**WRITTEN INSTRUCTION:** Copy each line below that contains "rate".
** Begin TASK MATERIAL **
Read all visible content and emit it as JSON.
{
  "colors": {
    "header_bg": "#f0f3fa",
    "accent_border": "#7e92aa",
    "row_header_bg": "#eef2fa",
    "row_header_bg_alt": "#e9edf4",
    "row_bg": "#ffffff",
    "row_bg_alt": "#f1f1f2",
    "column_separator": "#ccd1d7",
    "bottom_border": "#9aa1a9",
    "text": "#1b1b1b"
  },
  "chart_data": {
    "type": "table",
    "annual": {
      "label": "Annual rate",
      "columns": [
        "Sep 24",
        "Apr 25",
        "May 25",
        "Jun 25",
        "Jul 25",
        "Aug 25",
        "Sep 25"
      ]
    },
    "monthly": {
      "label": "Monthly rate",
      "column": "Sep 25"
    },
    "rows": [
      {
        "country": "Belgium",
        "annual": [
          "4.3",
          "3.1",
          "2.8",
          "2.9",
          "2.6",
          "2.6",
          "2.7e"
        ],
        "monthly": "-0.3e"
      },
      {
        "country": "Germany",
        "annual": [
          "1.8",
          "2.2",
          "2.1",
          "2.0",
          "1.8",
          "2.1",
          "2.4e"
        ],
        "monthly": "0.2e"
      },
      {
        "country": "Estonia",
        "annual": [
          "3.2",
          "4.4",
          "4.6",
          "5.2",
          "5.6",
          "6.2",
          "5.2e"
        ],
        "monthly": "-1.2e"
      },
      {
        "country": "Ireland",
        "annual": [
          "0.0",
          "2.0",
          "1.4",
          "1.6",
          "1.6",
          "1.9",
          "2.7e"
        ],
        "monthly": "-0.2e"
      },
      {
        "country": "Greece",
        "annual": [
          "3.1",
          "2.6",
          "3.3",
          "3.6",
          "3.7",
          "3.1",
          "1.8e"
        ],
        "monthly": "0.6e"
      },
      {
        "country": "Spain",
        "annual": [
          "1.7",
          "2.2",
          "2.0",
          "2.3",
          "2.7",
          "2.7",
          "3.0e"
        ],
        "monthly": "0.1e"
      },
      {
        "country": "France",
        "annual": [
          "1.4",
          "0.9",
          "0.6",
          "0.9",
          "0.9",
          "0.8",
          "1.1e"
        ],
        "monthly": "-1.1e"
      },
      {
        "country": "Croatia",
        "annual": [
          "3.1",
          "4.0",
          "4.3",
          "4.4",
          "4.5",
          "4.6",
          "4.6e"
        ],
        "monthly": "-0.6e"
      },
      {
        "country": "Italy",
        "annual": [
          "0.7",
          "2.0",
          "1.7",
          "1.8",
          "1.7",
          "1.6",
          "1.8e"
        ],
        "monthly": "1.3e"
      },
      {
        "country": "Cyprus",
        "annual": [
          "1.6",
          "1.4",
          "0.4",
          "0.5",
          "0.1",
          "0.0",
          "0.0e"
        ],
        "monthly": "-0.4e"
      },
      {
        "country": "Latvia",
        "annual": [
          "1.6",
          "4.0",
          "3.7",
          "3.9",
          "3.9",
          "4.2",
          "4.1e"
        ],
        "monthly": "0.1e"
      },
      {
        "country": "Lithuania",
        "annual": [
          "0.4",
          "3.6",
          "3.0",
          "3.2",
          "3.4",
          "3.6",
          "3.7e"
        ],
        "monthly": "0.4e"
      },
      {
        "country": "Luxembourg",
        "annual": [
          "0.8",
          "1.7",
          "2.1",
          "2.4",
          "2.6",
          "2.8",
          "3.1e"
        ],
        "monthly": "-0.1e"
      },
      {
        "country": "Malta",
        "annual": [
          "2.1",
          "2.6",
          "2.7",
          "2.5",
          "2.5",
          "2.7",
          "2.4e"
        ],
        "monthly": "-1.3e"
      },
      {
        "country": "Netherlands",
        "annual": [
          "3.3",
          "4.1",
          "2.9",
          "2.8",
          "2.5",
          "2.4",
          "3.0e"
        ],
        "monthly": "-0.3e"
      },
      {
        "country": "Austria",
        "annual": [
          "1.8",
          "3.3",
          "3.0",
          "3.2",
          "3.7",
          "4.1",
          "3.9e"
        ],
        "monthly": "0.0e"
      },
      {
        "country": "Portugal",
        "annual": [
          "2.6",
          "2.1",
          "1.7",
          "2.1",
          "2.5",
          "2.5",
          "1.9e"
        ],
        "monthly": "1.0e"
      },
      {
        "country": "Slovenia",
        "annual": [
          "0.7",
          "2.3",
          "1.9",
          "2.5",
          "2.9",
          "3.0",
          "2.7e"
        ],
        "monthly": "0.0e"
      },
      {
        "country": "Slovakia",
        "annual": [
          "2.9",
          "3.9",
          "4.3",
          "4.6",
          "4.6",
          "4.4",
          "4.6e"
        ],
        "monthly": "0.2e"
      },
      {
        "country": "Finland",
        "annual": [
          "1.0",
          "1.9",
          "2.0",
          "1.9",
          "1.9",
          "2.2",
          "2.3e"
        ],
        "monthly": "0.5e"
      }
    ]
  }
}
** End TASK MATERIAL **
**EXERCISE RESULT:**
      "label": "Annual rate",
      "label": "Monthly rate",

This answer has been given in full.